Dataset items

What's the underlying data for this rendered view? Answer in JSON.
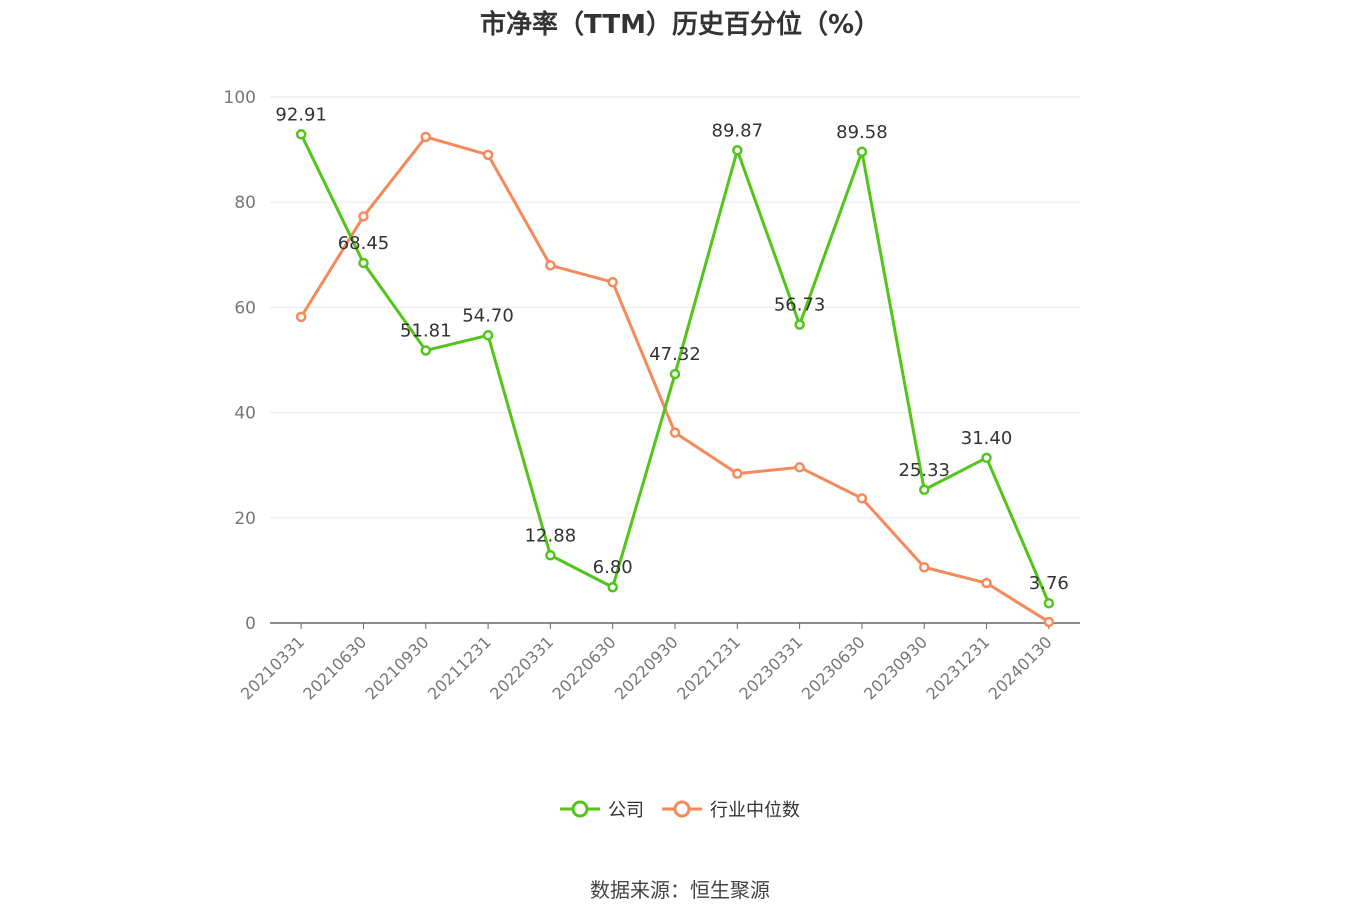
{
  "title": "市净率（TTM）历史百分位（%）",
  "source": "数据来源：恒生聚源",
  "colors": {
    "company": "#52c41a",
    "industry": "#f5895a",
    "grid": "#e6e8ef",
    "axis": "#666666"
  },
  "chart_data": {
    "type": "line",
    "title": "市净率（TTM）历史百分位（%）",
    "categories": [
      "20210331",
      "20210630",
      "20210930",
      "20211231",
      "20220331",
      "20220630",
      "20220930",
      "20221231",
      "20230331",
      "20230630",
      "20230930",
      "20231231",
      "20240130"
    ],
    "ylim": [
      0,
      100
    ],
    "yticks": [
      0,
      20,
      40,
      60,
      80,
      100
    ],
    "grid": true,
    "legend_position": "bottom",
    "series": [
      {
        "name": "公司",
        "color": "#52c41a",
        "values": [
          92.91,
          68.45,
          51.81,
          54.7,
          12.88,
          6.8,
          47.32,
          89.87,
          56.73,
          89.58,
          25.33,
          31.4,
          3.76
        ],
        "labels": [
          "92.91",
          "68.45",
          "51.81",
          "54.70",
          "12.88",
          "6.80",
          "47.32",
          "89.87",
          "56.73",
          "89.58",
          "25.33",
          "31.40",
          "3.76"
        ]
      },
      {
        "name": "行业中位数",
        "color": "#f5895a",
        "values": [
          58.2,
          77.3,
          92.4,
          89.0,
          68.0,
          64.8,
          36.2,
          28.4,
          29.6,
          23.7,
          10.6,
          7.6,
          0.2
        ]
      }
    ]
  }
}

→ **SET PROBLEM**
Give back all entries exactly. No pictures belong in the copy.

→ **SOLUTION TO THIS PROBLEM**
What's the underlying data for this rendered view? Answer in JSON.
{
  "title": "市净率（TTM）历史百分位（%）",
  "source": "数据来源：恒生聚源",
  "colors": {
    "company": "#52c41a",
    "industry": "#f5895a",
    "grid": "#e6e8ef",
    "axis": "#666666"
  },
  "chart_data": {
    "type": "line",
    "title": "市净率（TTM）历史百分位（%）",
    "categories": [
      "20210331",
      "20210630",
      "20210930",
      "20211231",
      "20220331",
      "20220630",
      "20220930",
      "20221231",
      "20230331",
      "20230630",
      "20230930",
      "20231231",
      "20240130"
    ],
    "ylim": [
      0,
      100
    ],
    "yticks": [
      0,
      20,
      40,
      60,
      80,
      100
    ],
    "grid": true,
    "legend_position": "bottom",
    "series": [
      {
        "name": "公司",
        "color": "#52c41a",
        "values": [
          92.91,
          68.45,
          51.81,
          54.7,
          12.88,
          6.8,
          47.32,
          89.87,
          56.73,
          89.58,
          25.33,
          31.4,
          3.76
        ],
        "labels": [
          "92.91",
          "68.45",
          "51.81",
          "54.70",
          "12.88",
          "6.80",
          "47.32",
          "89.87",
          "56.73",
          "89.58",
          "25.33",
          "31.40",
          "3.76"
        ]
      },
      {
        "name": "行业中位数",
        "color": "#f5895a",
        "values": [
          58.2,
          77.3,
          92.4,
          89.0,
          68.0,
          64.8,
          36.2,
          28.4,
          29.6,
          23.7,
          10.6,
          7.6,
          0.2
        ]
      }
    ]
  }
}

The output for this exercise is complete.